▶ [TO DO] Using the material below, copy every line where "Dante" appears.

BEGIN SUPPLIED MATERIAL

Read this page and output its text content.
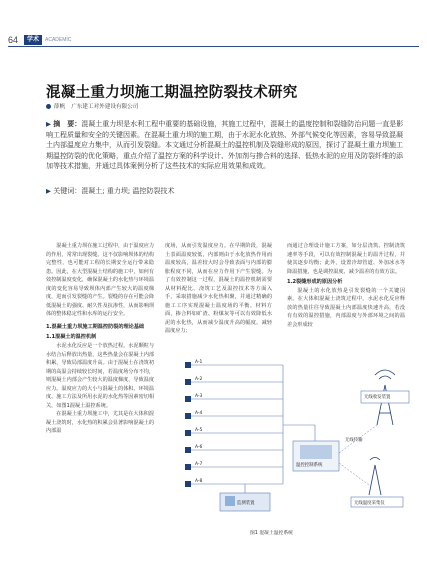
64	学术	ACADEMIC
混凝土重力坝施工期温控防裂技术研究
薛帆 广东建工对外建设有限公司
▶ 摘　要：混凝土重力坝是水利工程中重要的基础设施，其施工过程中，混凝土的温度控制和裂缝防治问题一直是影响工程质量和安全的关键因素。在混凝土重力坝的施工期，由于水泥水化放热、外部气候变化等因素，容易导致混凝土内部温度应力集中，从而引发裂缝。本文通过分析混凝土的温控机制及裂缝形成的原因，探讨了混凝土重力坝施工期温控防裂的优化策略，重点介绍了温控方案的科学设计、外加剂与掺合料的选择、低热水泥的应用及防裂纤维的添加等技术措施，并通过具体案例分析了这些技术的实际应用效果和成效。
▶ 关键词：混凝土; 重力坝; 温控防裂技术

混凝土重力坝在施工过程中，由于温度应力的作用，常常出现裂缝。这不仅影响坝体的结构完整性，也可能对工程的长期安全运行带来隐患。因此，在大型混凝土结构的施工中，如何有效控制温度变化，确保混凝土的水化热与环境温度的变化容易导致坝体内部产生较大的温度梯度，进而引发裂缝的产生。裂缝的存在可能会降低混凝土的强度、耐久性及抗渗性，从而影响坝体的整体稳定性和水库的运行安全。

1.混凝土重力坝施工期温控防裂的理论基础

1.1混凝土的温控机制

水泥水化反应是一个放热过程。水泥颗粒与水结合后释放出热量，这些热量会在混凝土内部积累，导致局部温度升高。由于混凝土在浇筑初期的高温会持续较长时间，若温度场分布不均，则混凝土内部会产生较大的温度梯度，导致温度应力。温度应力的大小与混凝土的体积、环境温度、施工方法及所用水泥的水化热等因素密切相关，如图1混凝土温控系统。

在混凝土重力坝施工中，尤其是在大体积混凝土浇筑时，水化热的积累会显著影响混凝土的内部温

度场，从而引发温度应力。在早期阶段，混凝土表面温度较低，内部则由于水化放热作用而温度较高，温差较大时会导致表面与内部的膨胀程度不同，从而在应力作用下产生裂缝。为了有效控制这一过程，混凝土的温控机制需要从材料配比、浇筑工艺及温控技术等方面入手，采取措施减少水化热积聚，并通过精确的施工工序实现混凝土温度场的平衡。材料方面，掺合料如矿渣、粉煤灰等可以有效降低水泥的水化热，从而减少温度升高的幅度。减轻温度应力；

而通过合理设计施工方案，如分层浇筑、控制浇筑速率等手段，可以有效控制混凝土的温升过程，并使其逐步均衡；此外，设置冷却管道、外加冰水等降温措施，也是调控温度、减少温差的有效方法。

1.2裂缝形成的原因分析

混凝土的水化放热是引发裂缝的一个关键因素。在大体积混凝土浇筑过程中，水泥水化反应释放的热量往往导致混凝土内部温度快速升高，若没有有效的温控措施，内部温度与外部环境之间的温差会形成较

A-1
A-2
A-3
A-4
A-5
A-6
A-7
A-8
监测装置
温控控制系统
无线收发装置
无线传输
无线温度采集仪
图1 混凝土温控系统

END SUPPLIED MATERIAL
BEGIN SUPPLIED MATERIAL

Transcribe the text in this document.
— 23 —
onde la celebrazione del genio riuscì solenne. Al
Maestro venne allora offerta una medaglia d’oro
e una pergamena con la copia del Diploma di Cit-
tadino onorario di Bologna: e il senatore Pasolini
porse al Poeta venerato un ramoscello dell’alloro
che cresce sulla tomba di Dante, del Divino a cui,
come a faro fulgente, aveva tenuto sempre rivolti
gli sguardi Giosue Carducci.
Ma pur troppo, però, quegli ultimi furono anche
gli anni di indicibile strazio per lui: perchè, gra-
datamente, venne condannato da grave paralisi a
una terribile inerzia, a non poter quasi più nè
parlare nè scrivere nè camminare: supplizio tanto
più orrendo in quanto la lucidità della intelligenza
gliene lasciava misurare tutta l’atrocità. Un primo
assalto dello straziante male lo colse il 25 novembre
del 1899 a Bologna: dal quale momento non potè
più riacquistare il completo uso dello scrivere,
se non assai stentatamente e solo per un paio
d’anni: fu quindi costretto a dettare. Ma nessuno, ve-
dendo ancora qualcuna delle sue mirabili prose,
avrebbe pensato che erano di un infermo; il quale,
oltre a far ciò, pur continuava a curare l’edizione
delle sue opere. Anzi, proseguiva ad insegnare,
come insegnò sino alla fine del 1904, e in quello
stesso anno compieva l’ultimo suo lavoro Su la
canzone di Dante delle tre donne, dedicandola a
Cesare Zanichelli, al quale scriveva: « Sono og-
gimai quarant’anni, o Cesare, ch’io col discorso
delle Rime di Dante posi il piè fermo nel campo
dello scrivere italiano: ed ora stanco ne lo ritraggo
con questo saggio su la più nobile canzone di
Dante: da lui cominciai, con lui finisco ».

END SUPPLIED MATERIAL

▶ [SOLUTION FOR THIS PROBLEM]
che cresce sulla tomba di Dante, del Divino a cui,
canzone di Dante delle tre donne, dedicandola a
delle Rime di Dante posi il piè fermo nel campo
Dante: da lui cominciai, con lui finisco ».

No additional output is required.